§ **PROBLEM STATEMENT**
Drop every picture, then transcribe the remaining data exactly.

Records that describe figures

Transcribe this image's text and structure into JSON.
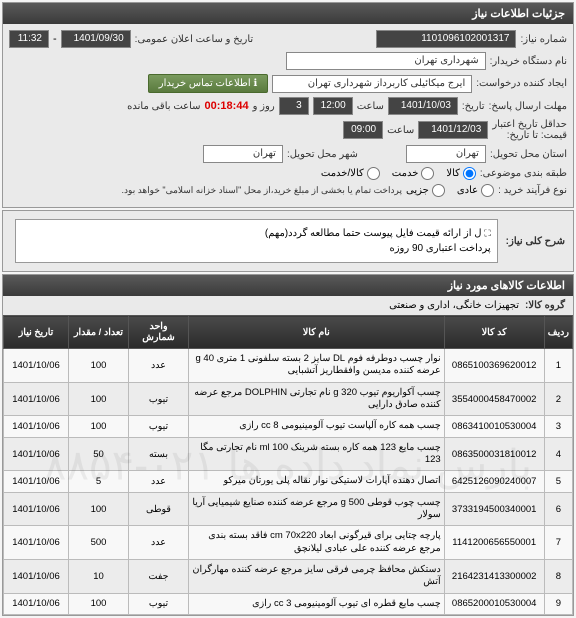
{
  "header": {
    "title": "جزئیات اطلاعات نیاز"
  },
  "info": {
    "need_no_label": "شماره نیاز:",
    "need_no": "1101096102001317",
    "announce_label": "تاریخ و ساعت اعلان عمومی:",
    "announce_date": "1401/09/30",
    "announce_time": "11:32",
    "buyer_label": "نام دستگاه خریدار:",
    "buyer": "شهرداری تهران",
    "creator_label": "ایجاد کننده درخواست:",
    "creator": "ایرج میکائیلی کاربرداز شهرداری تهران",
    "contact_btn": "اطلاعات تماس خریدار",
    "deadline_label": "مهلت ارسال پاسخ:",
    "deadline_date_lbl": "تاریخ:",
    "deadline_date": "1401/10/03",
    "deadline_time_lbl": "ساعت",
    "deadline_time": "12:00",
    "days": "3",
    "days_lbl": "روز و",
    "countdown": "00:18:44",
    "remain_lbl": "ساعت باقی مانده",
    "validity_label": "حداقل تاریخ اعتبار",
    "validity_sub": "قیمت: تا تاریخ:",
    "validity_date": "1401/12/03",
    "validity_time": "09:00",
    "delivery_place_label": "استان محل تحویل:",
    "delivery_province": "تهران",
    "delivery_city_label": "شهر محل تحویل:",
    "delivery_city": "تهران",
    "category_label": "طبقه بندی موضوعی:",
    "cat_goods": "کالا",
    "cat_service": "خدمت",
    "cat_both": "کالا/خدمت",
    "purchase_type_label": "نوع فرآیند خرید :",
    "purchase_type_opt1": "عادی",
    "purchase_type_opt2": "جزیی",
    "purchase_note": "پرداخت تمام یا بخشی از مبلغ خرید،از محل \"اسناد خزانه اسلامی\" خواهد بود."
  },
  "desc": {
    "title": "شرح کلی نیاز:",
    "expand": "⛶",
    "line1": "ل از ارائه قیمت فایل پیوست حتما مطالعه گردد(مهم)",
    "line2": "پرداخت اعتباری  90 روزه"
  },
  "goods": {
    "title": "اطلاعات کالاهای مورد نیاز",
    "group_label": "گروه کالا:",
    "group_value": "تجهیزات خانگی، اداری و صنعتی"
  },
  "table": {
    "headers": {
      "row": "ردیف",
      "code": "کد کالا",
      "name": "نام کالا",
      "unit": "واحد شمارش",
      "qty": "تعداد / مقدار",
      "date": "تاریخ نیاز"
    },
    "rows": [
      {
        "r": "1",
        "code": "0865100369620012",
        "name": "نوار چسب دوطرفه فوم DL سایز 2 بسته سلفونی 1 متری g 40 عرضه کننده مدیسن وافقطاریز آتشبایی",
        "unit": "عدد",
        "qty": "100",
        "date": "1401/10/06"
      },
      {
        "r": "2",
        "code": "3554000458470002",
        "name": "چسب آکواریوم تیوب g 320 نام تجارتی DOLPHIN مرجع عرضه کننده صادق دارایی",
        "unit": "تیوب",
        "qty": "100",
        "date": "1401/10/06"
      },
      {
        "r": "3",
        "code": "0863410010530004",
        "name": "چسب همه کاره آلپاست تیوب آلومینیومی cc 8 رازی",
        "unit": "تیوب",
        "qty": "100",
        "date": "1401/10/06"
      },
      {
        "r": "4",
        "code": "0863500031810012",
        "name": "چسب مایع 123 همه کاره بسته شرینک ml 100 نام تجارتی مگا 123",
        "unit": "بسته",
        "qty": "50",
        "date": "1401/10/06"
      },
      {
        "r": "5",
        "code": "6425126090240007",
        "name": "اتصال دهنده آپارات لاستیکی نوار نقاله پلی یورتان میرکو",
        "unit": "عدد",
        "qty": "5",
        "date": "1401/10/06"
      },
      {
        "r": "6",
        "code": "3733194500340001",
        "name": "چسب چوب قوطی g 500 مرجع عرضه کننده صنایع شیمیایی آریا سولار",
        "unit": "قوطی",
        "qty": "100",
        "date": "1401/10/06"
      },
      {
        "r": "7",
        "code": "1141200656550001",
        "name": "پارچه چتایی برای قیرگونی ابعاد cm 70x220 فاقد بسته بندی مرجع عرضه کننده علی عبادی لیلانچق",
        "unit": "عدد",
        "qty": "500",
        "date": "1401/10/06"
      },
      {
        "r": "8",
        "code": "2164231413300002",
        "name": "دستکش محافظ چرمی فرقی سایز مرجع عرضه کننده مهارگران آتش‌",
        "unit": "جفت",
        "qty": "10",
        "date": "1401/10/06"
      },
      {
        "r": "9",
        "code": "0865200010530004",
        "name": "چسب مایع قطره ای تیوب آلومینیومی cc 3 رازی",
        "unit": "تیوب",
        "qty": "100",
        "date": "1401/10/06"
      }
    ]
  }
}
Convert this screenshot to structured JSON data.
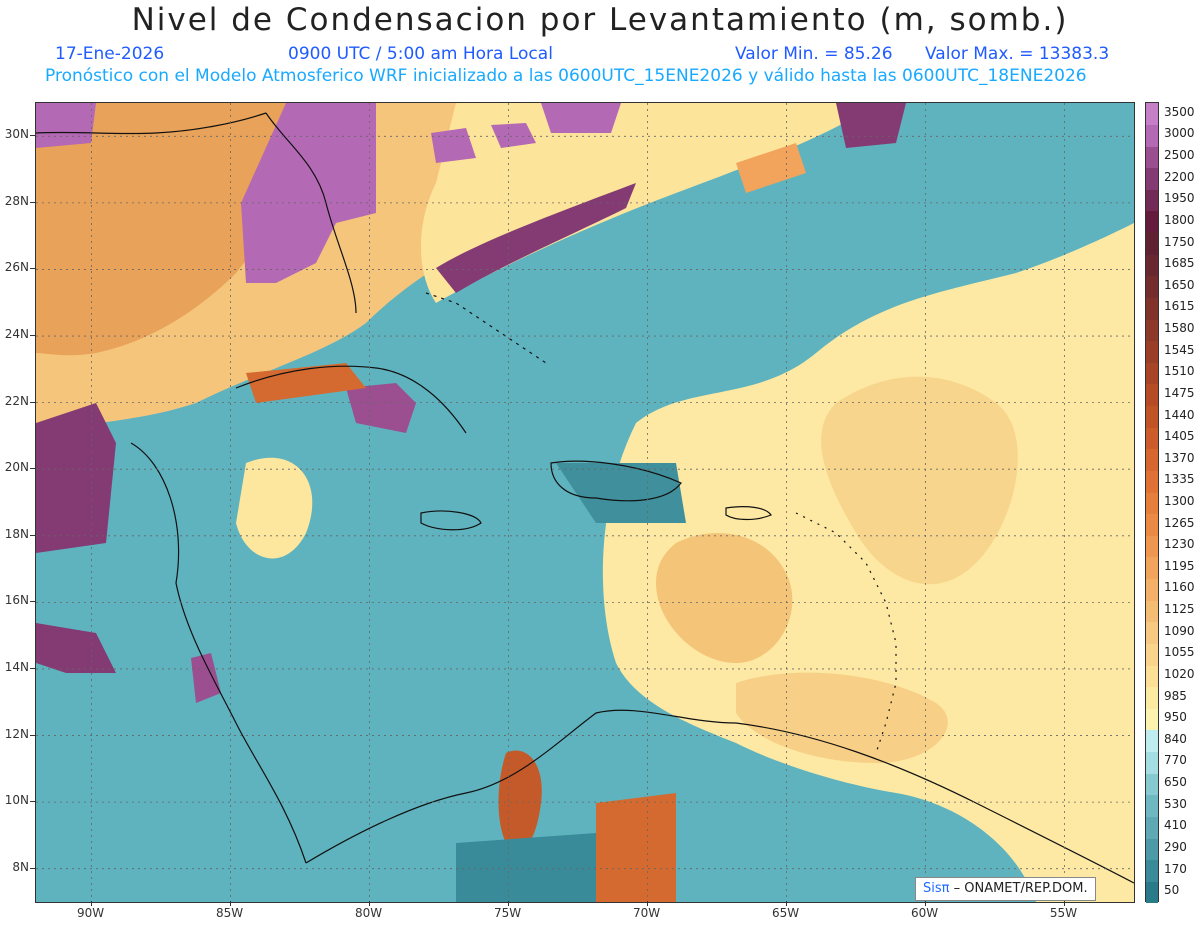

§ **CORRECT RESULT**
Transcribe this image's text and structure into JSON.
{
  "header": {
    "title": "جزئیات اطلاعات نیاز"
  },
  "info": {
    "need_no_label": "شماره نیاز:",
    "need_no": "1101096102001317",
    "announce_label": "تاریخ و ساعت اعلان عمومی:",
    "announce_date": "1401/09/30",
    "announce_time": "11:32",
    "buyer_label": "نام دستگاه خریدار:",
    "buyer": "شهرداری تهران",
    "creator_label": "ایجاد کننده درخواست:",
    "creator": "ایرج میکائیلی کاربرداز شهرداری تهران",
    "contact_btn": "اطلاعات تماس خریدار",
    "deadline_label": "مهلت ارسال پاسخ:",
    "deadline_date_lbl": "تاریخ:",
    "deadline_date": "1401/10/03",
    "deadline_time_lbl": "ساعت",
    "deadline_time": "12:00",
    "days": "3",
    "days_lbl": "روز و",
    "countdown": "00:18:44",
    "remain_lbl": "ساعت باقی مانده",
    "validity_label": "حداقل تاریخ اعتبار",
    "validity_sub": "قیمت: تا تاریخ:",
    "validity_date": "1401/12/03",
    "validity_time": "09:00",
    "delivery_place_label": "استان محل تحویل:",
    "delivery_province": "تهران",
    "delivery_city_label": "شهر محل تحویل:",
    "delivery_city": "تهران",
    "category_label": "طبقه بندی موضوعی:",
    "cat_goods": "کالا",
    "cat_service": "خدمت",
    "cat_both": "کالا/خدمت",
    "purchase_type_label": "نوع فرآیند خرید :",
    "purchase_type_opt1": "عادی",
    "purchase_type_opt2": "جزیی",
    "purchase_note": "پرداخت تمام یا بخشی از مبلغ خرید،از محل \"اسناد خزانه اسلامی\" خواهد بود."
  },
  "desc": {
    "title": "شرح کلی نیاز:",
    "expand": "⛶",
    "line1": "ل از ارائه قیمت فایل پیوست حتما مطالعه گردد(مهم)",
    "line2": "پرداخت اعتباری  90 روزه"
  },
  "goods": {
    "title": "اطلاعات کالاهای مورد نیاز",
    "group_label": "گروه کالا:",
    "group_value": "تجهیزات خانگی، اداری و صنعتی"
  },
  "table": {
    "headers": {
      "row": "ردیف",
      "code": "کد کالا",
      "name": "نام کالا",
      "unit": "واحد شمارش",
      "qty": "تعداد / مقدار",
      "date": "تاریخ نیاز"
    },
    "rows": [
      {
        "r": "1",
        "code": "0865100369620012",
        "name": "نوار چسب دوطرفه فوم DL سایز 2 بسته سلفونی 1 متری g 40 عرضه کننده مدیسن وافقطاریز آتشبایی",
        "unit": "عدد",
        "qty": "100",
        "date": "1401/10/06"
      },
      {
        "r": "2",
        "code": "3554000458470002",
        "name": "چسب آکواریوم تیوب g 320 نام تجارتی DOLPHIN مرجع عرضه کننده صادق دارایی",
        "unit": "تیوب",
        "qty": "100",
        "date": "1401/10/06"
      },
      {
        "r": "3",
        "code": "0863410010530004",
        "name": "چسب همه کاره آلپاست تیوب آلومینیومی cc 8 رازی",
        "unit": "تیوب",
        "qty": "100",
        "date": "1401/10/06"
      },
      {
        "r": "4",
        "code": "0863500031810012",
        "name": "چسب مایع 123 همه کاره بسته شرینک ml 100 نام تجارتی مگا 123",
        "unit": "بسته",
        "qty": "50",
        "date": "1401/10/06"
      },
      {
        "r": "5",
        "code": "6425126090240007",
        "name": "اتصال دهنده آپارات لاستیکی نوار نقاله پلی یورتان میرکو",
        "unit": "عدد",
        "qty": "5",
        "date": "1401/10/06"
      },
      {
        "r": "6",
        "code": "3733194500340001",
        "name": "چسب چوب قوطی g 500 مرجع عرضه کننده صنایع شیمیایی آریا سولار",
        "unit": "قوطی",
        "qty": "100",
        "date": "1401/10/06"
      },
      {
        "r": "7",
        "code": "1141200656550001",
        "name": "پارچه چتایی برای قیرگونی ابعاد cm 70x220 فاقد بسته بندی مرجع عرضه کننده علی عبادی لیلانچق",
        "unit": "عدد",
        "qty": "500",
        "date": "1401/10/06"
      },
      {
        "r": "8",
        "code": "2164231413300002",
        "name": "دستکش محافظ چرمی فرقی سایز مرجع عرضه کننده مهارگران آتش‌",
        "unit": "جفت",
        "qty": "10",
        "date": "1401/10/06"
      },
      {
        "r": "9",
        "code": "0865200010530004",
        "name": "چسب مایع قطره ای تیوب آلومینیومی cc 3 رازی",
        "unit": "تیوب",
        "qty": "100",
        "date": "1401/10/06"
      }
    ]
  }
}
Convert this screenshot to structured JSON data.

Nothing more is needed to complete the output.